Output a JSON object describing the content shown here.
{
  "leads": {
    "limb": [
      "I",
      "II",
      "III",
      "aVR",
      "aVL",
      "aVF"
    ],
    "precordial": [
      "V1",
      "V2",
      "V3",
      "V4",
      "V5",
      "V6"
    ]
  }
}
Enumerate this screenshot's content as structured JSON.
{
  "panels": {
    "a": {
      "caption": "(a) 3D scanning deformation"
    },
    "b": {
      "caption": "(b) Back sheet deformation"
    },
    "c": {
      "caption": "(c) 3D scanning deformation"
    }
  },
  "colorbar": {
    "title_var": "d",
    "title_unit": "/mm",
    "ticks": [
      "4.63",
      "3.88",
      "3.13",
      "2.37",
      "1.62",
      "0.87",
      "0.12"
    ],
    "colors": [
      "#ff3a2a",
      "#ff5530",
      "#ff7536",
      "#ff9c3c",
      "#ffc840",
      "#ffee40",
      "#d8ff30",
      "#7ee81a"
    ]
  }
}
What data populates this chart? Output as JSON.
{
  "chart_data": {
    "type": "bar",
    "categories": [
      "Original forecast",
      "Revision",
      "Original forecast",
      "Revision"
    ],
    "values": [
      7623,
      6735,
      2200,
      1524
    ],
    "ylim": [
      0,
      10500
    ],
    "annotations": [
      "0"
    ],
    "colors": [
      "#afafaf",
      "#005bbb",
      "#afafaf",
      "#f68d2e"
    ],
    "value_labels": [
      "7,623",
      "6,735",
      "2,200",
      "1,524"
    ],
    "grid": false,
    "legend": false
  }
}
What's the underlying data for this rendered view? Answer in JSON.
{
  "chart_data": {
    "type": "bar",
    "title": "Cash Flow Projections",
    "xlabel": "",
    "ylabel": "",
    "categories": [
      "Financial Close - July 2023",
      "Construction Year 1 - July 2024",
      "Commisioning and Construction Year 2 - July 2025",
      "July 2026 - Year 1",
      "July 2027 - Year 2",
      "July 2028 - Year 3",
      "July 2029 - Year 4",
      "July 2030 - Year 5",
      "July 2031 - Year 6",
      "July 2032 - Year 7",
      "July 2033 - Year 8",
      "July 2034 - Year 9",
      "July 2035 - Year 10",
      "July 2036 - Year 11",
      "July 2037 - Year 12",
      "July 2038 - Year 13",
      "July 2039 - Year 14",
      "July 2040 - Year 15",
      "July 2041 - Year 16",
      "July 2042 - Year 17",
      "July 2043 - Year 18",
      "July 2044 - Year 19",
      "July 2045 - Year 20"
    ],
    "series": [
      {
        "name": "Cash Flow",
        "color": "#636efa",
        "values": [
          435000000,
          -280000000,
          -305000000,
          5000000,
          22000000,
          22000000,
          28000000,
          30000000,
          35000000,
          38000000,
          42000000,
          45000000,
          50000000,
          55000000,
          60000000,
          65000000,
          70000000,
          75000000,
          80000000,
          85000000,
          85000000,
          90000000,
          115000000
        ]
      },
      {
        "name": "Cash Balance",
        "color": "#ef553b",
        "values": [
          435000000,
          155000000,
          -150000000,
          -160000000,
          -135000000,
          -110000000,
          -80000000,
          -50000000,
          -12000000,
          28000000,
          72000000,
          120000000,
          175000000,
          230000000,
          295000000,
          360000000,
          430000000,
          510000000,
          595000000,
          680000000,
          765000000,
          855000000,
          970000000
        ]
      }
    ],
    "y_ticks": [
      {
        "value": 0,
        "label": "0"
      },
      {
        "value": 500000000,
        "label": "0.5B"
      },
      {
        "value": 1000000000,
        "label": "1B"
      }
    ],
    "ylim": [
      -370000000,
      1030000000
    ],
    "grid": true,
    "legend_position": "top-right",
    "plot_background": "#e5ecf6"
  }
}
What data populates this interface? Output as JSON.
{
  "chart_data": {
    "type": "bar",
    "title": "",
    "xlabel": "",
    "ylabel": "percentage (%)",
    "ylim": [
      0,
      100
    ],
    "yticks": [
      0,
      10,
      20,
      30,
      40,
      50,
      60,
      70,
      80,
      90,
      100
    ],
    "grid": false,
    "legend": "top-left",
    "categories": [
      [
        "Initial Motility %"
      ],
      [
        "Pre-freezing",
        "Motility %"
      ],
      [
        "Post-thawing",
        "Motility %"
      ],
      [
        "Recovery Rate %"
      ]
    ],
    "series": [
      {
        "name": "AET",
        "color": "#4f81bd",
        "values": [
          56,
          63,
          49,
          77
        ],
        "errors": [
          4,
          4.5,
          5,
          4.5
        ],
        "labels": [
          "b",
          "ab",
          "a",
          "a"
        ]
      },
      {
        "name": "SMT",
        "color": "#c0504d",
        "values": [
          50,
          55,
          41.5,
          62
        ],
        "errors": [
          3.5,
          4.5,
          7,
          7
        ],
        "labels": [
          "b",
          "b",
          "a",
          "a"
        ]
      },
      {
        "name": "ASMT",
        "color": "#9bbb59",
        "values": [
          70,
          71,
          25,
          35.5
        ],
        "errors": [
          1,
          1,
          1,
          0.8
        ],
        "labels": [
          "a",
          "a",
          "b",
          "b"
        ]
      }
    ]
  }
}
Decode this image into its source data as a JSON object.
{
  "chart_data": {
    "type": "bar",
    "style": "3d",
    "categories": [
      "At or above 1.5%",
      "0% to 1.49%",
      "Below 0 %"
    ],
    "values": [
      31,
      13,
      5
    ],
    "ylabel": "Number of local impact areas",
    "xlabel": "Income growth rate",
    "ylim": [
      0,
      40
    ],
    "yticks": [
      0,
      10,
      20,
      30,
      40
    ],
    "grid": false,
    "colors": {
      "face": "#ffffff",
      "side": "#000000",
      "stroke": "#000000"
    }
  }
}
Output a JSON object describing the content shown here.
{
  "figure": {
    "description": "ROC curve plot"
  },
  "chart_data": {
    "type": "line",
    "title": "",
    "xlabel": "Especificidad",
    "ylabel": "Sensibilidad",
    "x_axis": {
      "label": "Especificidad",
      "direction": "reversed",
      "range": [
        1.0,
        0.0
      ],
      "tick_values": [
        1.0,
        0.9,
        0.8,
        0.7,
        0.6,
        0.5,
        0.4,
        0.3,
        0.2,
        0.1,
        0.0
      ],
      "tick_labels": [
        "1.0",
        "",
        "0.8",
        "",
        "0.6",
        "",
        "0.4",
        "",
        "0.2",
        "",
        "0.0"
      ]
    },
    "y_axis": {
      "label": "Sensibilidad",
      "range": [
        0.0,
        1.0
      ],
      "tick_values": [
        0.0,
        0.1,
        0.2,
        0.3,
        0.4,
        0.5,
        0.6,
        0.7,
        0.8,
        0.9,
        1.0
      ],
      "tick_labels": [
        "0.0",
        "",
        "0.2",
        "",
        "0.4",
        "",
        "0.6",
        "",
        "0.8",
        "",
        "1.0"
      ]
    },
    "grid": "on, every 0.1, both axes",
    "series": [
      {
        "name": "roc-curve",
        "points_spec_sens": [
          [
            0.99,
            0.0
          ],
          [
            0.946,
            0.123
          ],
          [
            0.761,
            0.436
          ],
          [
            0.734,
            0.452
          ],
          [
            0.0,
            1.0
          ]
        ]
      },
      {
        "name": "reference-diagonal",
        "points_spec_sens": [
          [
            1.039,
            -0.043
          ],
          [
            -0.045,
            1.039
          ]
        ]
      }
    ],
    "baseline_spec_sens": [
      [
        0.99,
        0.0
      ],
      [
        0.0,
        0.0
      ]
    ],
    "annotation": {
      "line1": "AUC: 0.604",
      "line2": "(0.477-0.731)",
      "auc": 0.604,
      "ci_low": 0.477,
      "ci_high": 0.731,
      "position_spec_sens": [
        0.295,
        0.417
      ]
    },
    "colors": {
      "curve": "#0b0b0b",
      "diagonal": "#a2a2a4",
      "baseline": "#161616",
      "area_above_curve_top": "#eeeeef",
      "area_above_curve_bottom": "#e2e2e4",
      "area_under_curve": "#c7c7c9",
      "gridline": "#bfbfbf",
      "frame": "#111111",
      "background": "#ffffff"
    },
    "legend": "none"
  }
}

__________________________________________________

## REQUEST
In the listing, find each line with the string "Cash" and copy it.

## FULL RESPONSE
    "title": "Cash Flow Projections",
        "name": "Cash Flow",
        "name": "Cash Balance",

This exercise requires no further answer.